_WHAT THIS TASK INVOLVES_
Each record below is to be reproduced without any change.
>>>
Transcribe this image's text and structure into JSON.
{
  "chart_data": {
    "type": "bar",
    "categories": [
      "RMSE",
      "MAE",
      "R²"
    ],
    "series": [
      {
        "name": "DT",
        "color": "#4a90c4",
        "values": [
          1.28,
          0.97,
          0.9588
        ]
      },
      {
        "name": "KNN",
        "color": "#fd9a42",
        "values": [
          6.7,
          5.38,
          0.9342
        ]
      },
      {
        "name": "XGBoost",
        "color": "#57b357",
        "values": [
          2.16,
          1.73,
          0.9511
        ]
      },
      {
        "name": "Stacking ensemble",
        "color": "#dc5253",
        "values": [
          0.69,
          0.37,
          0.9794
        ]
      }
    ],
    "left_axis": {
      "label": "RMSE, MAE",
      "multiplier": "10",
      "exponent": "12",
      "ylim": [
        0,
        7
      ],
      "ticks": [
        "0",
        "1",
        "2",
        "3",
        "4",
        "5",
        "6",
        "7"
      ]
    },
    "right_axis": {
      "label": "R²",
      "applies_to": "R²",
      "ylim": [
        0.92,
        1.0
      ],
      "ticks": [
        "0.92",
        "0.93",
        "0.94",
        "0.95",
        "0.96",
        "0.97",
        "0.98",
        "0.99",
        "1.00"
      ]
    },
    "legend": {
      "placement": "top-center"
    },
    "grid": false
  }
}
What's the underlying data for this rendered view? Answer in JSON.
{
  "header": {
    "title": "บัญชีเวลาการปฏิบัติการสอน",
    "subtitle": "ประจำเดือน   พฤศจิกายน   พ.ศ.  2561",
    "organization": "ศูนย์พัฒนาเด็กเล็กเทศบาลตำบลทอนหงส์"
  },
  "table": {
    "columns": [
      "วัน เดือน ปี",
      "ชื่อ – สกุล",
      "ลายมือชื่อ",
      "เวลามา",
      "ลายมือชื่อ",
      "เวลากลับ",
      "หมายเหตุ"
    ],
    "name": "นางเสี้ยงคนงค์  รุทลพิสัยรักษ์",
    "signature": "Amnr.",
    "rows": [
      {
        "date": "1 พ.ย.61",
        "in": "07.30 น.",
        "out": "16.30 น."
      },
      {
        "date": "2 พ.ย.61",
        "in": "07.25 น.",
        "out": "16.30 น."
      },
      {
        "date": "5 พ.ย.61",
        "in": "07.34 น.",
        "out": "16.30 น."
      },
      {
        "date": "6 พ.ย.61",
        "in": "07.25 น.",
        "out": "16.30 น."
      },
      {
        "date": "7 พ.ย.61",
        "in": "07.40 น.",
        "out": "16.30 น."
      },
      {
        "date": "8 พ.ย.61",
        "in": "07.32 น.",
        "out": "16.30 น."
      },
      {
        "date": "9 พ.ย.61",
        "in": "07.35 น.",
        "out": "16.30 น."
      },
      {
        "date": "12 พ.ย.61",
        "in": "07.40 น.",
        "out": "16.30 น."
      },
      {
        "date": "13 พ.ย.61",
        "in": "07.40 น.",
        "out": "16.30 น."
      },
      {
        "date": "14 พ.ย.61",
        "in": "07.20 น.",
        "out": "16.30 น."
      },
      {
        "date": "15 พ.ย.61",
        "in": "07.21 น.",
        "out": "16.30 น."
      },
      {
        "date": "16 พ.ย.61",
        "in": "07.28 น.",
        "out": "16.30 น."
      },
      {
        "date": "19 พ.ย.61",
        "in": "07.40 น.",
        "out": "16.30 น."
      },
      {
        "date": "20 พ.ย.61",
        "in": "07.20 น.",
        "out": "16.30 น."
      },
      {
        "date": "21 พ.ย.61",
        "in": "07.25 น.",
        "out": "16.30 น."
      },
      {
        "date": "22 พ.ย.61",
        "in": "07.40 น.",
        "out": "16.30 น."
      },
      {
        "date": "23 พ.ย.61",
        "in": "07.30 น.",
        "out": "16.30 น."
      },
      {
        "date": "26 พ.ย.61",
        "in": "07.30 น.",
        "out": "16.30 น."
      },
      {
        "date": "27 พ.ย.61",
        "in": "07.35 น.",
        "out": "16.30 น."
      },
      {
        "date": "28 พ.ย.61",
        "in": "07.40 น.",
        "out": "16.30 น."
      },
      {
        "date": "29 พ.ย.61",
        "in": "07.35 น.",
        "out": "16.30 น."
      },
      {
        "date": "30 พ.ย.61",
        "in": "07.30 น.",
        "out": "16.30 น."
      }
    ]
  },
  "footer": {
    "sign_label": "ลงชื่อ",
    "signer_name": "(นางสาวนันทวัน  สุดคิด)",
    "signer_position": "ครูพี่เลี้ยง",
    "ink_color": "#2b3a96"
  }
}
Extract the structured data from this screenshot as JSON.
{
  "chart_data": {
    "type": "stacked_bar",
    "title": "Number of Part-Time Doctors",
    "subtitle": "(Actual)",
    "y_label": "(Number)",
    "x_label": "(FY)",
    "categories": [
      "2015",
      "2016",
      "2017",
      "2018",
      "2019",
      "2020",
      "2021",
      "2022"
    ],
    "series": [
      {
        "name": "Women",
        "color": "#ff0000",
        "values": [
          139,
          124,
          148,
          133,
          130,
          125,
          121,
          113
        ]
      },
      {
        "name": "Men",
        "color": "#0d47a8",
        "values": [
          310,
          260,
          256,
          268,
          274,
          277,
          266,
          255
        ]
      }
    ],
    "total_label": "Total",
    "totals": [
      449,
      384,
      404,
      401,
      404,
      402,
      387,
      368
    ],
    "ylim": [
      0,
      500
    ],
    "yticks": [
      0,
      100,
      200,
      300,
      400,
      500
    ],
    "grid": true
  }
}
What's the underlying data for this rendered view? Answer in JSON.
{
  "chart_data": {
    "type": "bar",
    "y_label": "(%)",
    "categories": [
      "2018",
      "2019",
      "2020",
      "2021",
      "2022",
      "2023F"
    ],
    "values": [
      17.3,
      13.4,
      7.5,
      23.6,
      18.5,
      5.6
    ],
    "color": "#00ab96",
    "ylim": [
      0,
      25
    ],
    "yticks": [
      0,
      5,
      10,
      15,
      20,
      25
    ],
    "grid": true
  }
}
<<<
_REPLY_
Transcribe this image's text and structure into JSON.
{
  "chart_data": {
    "type": "bar",
    "categories": [
      "RMSE",
      "MAE",
      "R²"
    ],
    "series": [
      {
        "name": "DT",
        "color": "#4a90c4",
        "values": [
          1.28,
          0.97,
          0.9588
        ]
      },
      {
        "name": "KNN",
        "color": "#fd9a42",
        "values": [
          6.7,
          5.38,
          0.9342
        ]
      },
      {
        "name": "XGBoost",
        "color": "#57b357",
        "values": [
          2.16,
          1.73,
          0.9511
        ]
      },
      {
        "name": "Stacking ensemble",
        "color": "#dc5253",
        "values": [
          0.69,
          0.37,
          0.9794
        ]
      }
    ],
    "left_axis": {
      "label": "RMSE, MAE",
      "multiplier": "10",
      "exponent": "12",
      "ylim": [
        0,
        7
      ],
      "ticks": [
        "0",
        "1",
        "2",
        "3",
        "4",
        "5",
        "6",
        "7"
      ]
    },
    "right_axis": {
      "label": "R²",
      "applies_to": "R²",
      "ylim": [
        0.92,
        1.0
      ],
      "ticks": [
        "0.92",
        "0.93",
        "0.94",
        "0.95",
        "0.96",
        "0.97",
        "0.98",
        "0.99",
        "1.00"
      ]
    },
    "legend": {
      "placement": "top-center"
    },
    "grid": false
  }
}
What's the underlying data for this rendered view? Answer in JSON.
{
  "header": {
    "title": "บัญชีเวลาการปฏิบัติการสอน",
    "subtitle": "ประจำเดือน   พฤศจิกายน   พ.ศ.  2561",
    "organization": "ศูนย์พัฒนาเด็กเล็กเทศบาลตำบลทอนหงส์"
  },
  "table": {
    "columns": [
      "วัน เดือน ปี",
      "ชื่อ – สกุล",
      "ลายมือชื่อ",
      "เวลามา",
      "ลายมือชื่อ",
      "เวลากลับ",
      "หมายเหตุ"
    ],
    "name": "นางเสี้ยงคนงค์  รุทลพิสัยรักษ์",
    "signature": "Amnr.",
    "rows": [
      {
        "date": "1 พ.ย.61",
        "in": "07.30 น.",
        "out": "16.30 น."
      },
      {
        "date": "2 พ.ย.61",
        "in": "07.25 น.",
        "out": "16.30 น."
      },
      {
        "date": "5 พ.ย.61",
        "in": "07.34 น.",
        "out": "16.30 น."
      },
      {
        "date": "6 พ.ย.61",
        "in": "07.25 น.",
        "out": "16.30 น."
      },
      {
        "date": "7 พ.ย.61",
        "in": "07.40 น.",
        "out": "16.30 น."
      },
      {
        "date": "8 พ.ย.61",
        "in": "07.32 น.",
        "out": "16.30 น."
      },
      {
        "date": "9 พ.ย.61",
        "in": "07.35 น.",
        "out": "16.30 น."
      },
      {
        "date": "12 พ.ย.61",
        "in": "07.40 น.",
        "out": "16.30 น."
      },
      {
        "date": "13 พ.ย.61",
        "in": "07.40 น.",
        "out": "16.30 น."
      },
      {
        "date": "14 พ.ย.61",
        "in": "07.20 น.",
        "out": "16.30 น."
      },
      {
        "date": "15 พ.ย.61",
        "in": "07.21 น.",
        "out": "16.30 น."
      },
      {
        "date": "16 พ.ย.61",
        "in": "07.28 น.",
        "out": "16.30 น."
      },
      {
        "date": "19 พ.ย.61",
        "in": "07.40 น.",
        "out": "16.30 น."
      },
      {
        "date": "20 พ.ย.61",
        "in": "07.20 น.",
        "out": "16.30 น."
      },
      {
        "date": "21 พ.ย.61",
        "in": "07.25 น.",
        "out": "16.30 น."
      },
      {
        "date": "22 พ.ย.61",
        "in": "07.40 น.",
        "out": "16.30 น."
      },
      {
        "date": "23 พ.ย.61",
        "in": "07.30 น.",
        "out": "16.30 น."
      },
      {
        "date": "26 พ.ย.61",
        "in": "07.30 น.",
        "out": "16.30 น."
      },
      {
        "date": "27 พ.ย.61",
        "in": "07.35 น.",
        "out": "16.30 น."
      },
      {
        "date": "28 พ.ย.61",
        "in": "07.40 น.",
        "out": "16.30 น."
      },
      {
        "date": "29 พ.ย.61",
        "in": "07.35 น.",
        "out": "16.30 น."
      },
      {
        "date": "30 พ.ย.61",
        "in": "07.30 น.",
        "out": "16.30 น."
      }
    ]
  },
  "footer": {
    "sign_label": "ลงชื่อ",
    "signer_name": "(นางสาวนันทวัน  สุดคิด)",
    "signer_position": "ครูพี่เลี้ยง",
    "ink_color": "#2b3a96"
  }
}
Extract the structured data from this screenshot as JSON.
{
  "chart_data": {
    "type": "stacked_bar",
    "title": "Number of Part-Time Doctors",
    "subtitle": "(Actual)",
    "y_label": "(Number)",
    "x_label": "(FY)",
    "categories": [
      "2015",
      "2016",
      "2017",
      "2018",
      "2019",
      "2020",
      "2021",
      "2022"
    ],
    "series": [
      {
        "name": "Women",
        "color": "#ff0000",
        "values": [
          139,
          124,
          148,
          133,
          130,
          125,
          121,
          113
        ]
      },
      {
        "name": "Men",
        "color": "#0d47a8",
        "values": [
          310,
          260,
          256,
          268,
          274,
          277,
          266,
          255
        ]
      }
    ],
    "total_label": "Total",
    "totals": [
      449,
      384,
      404,
      401,
      404,
      402,
      387,
      368
    ],
    "ylim": [
      0,
      500
    ],
    "yticks": [
      0,
      100,
      200,
      300,
      400,
      500
    ],
    "grid": true
  }
}
What's the underlying data for this rendered view? Answer in JSON.
{
  "chart_data": {
    "type": "bar",
    "y_label": "(%)",
    "categories": [
      "2018",
      "2019",
      "2020",
      "2021",
      "2022",
      "2023F"
    ],
    "values": [
      17.3,
      13.4,
      7.5,
      23.6,
      18.5,
      5.6
    ],
    "color": "#00ab96",
    "ylim": [
      0,
      25
    ],
    "yticks": [
      0,
      5,
      10,
      15,
      20,
      25
    ],
    "grid": true
  }
}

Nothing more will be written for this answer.